* start Information provided *

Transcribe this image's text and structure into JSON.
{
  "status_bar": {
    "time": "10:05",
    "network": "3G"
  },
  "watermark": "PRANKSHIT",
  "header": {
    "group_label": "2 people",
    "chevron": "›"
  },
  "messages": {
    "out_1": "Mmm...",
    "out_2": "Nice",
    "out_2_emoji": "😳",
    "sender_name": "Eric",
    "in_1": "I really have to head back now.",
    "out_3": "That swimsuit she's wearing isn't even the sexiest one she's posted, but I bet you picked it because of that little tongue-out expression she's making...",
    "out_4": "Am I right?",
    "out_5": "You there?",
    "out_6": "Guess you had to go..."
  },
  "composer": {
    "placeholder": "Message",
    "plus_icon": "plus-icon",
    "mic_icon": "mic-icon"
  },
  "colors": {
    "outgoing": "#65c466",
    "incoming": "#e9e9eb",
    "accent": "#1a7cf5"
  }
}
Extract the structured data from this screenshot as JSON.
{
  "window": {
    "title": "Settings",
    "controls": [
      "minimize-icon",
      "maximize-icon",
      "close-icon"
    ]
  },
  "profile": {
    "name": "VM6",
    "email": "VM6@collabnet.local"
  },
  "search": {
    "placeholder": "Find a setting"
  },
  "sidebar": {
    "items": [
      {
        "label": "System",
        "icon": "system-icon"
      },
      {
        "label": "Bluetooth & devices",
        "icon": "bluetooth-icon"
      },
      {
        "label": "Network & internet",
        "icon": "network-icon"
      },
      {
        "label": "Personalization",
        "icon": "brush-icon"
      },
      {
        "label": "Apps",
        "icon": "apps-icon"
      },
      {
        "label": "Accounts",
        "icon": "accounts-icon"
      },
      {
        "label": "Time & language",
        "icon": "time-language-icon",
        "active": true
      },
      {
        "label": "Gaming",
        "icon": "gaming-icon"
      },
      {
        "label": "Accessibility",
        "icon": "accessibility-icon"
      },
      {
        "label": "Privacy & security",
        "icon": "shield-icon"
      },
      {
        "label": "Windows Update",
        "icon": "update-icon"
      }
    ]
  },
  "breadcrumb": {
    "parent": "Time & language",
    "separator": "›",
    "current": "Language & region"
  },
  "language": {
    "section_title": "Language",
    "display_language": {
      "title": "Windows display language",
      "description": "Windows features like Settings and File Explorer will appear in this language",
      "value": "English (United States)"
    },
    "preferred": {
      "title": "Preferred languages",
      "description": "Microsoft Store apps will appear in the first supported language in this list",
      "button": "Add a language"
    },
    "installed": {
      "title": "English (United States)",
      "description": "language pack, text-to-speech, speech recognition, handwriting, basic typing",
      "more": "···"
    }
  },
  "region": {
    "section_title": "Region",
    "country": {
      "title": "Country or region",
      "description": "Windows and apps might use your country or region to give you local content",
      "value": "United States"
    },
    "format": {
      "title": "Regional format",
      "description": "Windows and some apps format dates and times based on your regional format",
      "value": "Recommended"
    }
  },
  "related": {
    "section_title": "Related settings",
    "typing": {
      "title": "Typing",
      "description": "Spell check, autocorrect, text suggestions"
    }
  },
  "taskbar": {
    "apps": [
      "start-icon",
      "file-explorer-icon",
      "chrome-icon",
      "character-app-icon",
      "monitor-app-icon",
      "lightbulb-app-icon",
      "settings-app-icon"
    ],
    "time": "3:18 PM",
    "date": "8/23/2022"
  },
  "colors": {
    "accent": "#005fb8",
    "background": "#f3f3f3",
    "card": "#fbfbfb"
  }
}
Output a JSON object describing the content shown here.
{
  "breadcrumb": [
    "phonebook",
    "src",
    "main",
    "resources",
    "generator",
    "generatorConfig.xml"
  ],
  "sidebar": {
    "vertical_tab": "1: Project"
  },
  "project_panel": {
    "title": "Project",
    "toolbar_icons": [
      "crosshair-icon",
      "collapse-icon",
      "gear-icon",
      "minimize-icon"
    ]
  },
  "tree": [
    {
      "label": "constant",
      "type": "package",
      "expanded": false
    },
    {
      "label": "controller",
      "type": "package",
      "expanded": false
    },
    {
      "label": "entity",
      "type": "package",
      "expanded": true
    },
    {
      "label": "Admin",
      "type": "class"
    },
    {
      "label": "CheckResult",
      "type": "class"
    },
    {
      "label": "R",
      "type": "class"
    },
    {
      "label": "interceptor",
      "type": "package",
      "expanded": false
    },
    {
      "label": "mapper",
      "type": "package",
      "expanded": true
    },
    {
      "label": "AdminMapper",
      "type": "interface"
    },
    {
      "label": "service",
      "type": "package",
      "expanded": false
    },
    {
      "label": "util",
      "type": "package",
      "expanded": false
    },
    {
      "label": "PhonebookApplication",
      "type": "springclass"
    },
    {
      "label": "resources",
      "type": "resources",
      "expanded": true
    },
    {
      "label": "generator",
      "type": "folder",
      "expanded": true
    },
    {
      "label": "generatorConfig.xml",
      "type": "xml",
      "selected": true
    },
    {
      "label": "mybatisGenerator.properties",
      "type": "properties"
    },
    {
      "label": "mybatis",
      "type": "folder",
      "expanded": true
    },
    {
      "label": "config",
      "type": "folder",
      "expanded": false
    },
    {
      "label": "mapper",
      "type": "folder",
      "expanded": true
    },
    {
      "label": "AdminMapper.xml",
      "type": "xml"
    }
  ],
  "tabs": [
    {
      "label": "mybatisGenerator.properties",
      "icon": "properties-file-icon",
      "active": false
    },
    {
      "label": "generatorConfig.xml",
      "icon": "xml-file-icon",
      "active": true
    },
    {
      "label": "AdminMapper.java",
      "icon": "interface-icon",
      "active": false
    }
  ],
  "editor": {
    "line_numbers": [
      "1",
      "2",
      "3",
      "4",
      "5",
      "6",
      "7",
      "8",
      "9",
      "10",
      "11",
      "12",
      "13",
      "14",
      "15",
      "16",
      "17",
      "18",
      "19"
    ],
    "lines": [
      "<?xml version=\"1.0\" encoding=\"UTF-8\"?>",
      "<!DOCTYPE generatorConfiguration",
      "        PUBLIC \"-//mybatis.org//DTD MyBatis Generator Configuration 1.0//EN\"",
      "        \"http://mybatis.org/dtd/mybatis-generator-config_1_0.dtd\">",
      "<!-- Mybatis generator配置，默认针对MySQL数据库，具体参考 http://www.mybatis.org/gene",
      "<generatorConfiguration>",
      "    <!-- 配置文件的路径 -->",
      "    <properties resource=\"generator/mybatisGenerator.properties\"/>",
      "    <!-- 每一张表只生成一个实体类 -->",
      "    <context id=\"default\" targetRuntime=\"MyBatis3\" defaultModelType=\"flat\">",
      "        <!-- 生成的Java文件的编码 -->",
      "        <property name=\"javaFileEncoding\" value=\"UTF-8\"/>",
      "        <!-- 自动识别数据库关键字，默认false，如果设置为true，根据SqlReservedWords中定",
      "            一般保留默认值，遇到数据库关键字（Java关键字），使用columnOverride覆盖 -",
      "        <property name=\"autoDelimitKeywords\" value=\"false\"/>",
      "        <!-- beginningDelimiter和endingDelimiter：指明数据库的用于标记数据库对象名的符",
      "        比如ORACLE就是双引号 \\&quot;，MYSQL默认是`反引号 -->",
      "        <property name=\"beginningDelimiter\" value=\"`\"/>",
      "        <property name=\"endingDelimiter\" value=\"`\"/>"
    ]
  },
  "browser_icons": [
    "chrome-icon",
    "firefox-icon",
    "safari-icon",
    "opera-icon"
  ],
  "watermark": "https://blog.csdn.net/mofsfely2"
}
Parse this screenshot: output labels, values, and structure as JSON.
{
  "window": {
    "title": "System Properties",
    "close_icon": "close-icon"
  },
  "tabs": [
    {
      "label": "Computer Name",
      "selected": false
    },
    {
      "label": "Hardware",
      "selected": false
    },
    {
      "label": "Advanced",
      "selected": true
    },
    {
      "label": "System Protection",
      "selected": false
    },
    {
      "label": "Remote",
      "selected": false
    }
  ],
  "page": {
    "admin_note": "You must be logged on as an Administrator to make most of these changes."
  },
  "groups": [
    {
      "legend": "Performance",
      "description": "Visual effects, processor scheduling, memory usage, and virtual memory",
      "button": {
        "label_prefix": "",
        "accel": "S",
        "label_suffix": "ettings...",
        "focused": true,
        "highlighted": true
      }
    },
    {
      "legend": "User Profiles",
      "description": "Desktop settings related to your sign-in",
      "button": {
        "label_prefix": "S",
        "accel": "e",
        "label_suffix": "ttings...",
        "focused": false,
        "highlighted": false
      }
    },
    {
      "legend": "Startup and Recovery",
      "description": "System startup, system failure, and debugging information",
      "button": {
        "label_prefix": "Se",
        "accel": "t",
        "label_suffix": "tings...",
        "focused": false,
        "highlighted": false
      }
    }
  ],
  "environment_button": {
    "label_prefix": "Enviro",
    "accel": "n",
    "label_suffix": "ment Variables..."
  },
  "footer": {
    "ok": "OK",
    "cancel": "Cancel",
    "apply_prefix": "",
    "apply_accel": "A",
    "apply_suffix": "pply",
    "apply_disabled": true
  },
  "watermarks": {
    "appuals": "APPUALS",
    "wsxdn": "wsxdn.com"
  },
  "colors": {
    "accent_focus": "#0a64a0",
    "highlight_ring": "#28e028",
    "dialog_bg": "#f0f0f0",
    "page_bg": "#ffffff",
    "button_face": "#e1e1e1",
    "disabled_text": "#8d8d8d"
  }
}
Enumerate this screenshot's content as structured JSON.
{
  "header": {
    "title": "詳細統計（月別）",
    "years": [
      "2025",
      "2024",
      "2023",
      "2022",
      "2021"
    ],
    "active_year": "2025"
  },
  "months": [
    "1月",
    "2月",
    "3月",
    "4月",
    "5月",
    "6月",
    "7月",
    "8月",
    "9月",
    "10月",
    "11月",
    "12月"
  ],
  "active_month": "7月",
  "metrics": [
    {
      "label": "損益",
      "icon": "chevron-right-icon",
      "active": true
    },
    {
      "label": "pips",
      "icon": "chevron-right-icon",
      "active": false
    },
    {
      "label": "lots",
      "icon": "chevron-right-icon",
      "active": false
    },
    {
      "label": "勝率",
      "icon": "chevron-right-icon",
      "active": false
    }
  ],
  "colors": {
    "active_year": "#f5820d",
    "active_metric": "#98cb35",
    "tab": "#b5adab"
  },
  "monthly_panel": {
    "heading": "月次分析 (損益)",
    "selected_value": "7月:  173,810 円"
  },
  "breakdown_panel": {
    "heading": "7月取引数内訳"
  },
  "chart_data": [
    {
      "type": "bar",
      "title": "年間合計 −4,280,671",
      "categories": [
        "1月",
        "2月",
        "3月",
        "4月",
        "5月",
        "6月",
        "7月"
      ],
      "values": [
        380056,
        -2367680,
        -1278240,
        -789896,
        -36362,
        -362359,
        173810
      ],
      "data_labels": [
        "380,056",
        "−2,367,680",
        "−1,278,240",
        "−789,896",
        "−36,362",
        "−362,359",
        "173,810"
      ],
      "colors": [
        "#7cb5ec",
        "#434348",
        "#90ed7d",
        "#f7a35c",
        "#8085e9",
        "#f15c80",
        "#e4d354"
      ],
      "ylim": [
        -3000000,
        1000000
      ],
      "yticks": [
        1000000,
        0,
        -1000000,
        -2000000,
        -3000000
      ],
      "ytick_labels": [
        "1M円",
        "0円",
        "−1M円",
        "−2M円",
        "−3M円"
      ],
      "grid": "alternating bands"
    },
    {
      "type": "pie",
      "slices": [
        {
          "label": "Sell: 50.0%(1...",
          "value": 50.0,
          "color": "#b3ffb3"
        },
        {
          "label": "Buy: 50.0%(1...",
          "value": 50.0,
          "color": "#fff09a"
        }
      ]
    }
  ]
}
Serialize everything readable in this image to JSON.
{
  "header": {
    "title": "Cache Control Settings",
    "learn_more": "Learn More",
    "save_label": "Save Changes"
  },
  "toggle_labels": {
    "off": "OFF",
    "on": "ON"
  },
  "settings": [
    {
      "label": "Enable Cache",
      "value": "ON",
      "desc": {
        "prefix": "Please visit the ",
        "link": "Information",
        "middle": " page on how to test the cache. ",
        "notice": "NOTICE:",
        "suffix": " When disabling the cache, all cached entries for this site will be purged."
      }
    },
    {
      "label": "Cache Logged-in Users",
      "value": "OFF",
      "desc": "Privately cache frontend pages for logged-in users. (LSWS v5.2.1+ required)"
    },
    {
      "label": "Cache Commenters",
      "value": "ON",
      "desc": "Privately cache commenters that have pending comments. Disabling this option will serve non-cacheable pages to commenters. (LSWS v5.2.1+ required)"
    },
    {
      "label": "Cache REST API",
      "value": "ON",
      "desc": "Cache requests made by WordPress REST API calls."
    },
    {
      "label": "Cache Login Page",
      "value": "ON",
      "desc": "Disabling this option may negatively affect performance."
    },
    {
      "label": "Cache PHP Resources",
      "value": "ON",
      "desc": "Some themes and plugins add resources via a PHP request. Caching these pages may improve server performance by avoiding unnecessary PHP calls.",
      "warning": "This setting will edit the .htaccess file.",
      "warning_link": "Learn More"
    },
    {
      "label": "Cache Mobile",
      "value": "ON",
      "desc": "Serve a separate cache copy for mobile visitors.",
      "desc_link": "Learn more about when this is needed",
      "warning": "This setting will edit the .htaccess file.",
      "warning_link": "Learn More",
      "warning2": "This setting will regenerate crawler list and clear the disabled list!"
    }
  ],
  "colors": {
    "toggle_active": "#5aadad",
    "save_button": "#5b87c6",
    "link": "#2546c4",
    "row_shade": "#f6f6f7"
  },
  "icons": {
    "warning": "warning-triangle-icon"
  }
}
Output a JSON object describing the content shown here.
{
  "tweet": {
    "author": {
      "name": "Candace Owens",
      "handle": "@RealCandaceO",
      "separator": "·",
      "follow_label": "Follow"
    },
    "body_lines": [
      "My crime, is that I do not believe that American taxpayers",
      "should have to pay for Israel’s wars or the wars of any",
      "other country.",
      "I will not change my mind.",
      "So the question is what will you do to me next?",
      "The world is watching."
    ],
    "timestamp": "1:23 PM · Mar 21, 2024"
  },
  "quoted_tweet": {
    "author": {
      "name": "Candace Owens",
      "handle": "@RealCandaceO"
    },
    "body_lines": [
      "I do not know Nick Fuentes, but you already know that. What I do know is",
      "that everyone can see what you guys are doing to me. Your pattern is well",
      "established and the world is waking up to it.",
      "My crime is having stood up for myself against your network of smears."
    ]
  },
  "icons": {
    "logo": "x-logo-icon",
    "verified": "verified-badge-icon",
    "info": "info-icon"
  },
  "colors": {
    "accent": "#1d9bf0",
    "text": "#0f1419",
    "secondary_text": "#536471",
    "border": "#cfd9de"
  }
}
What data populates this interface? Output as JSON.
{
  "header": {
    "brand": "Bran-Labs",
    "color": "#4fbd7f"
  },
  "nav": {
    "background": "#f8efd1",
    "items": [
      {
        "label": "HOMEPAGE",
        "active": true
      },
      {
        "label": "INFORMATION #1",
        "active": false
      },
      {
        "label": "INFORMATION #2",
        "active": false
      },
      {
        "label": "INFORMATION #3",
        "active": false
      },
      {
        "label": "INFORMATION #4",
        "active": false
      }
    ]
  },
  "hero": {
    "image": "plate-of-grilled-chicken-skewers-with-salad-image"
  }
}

* end Information provided *

* To do
Check each line of these records for the string "LSWS" and state only how many lines have it.

* Correct output
2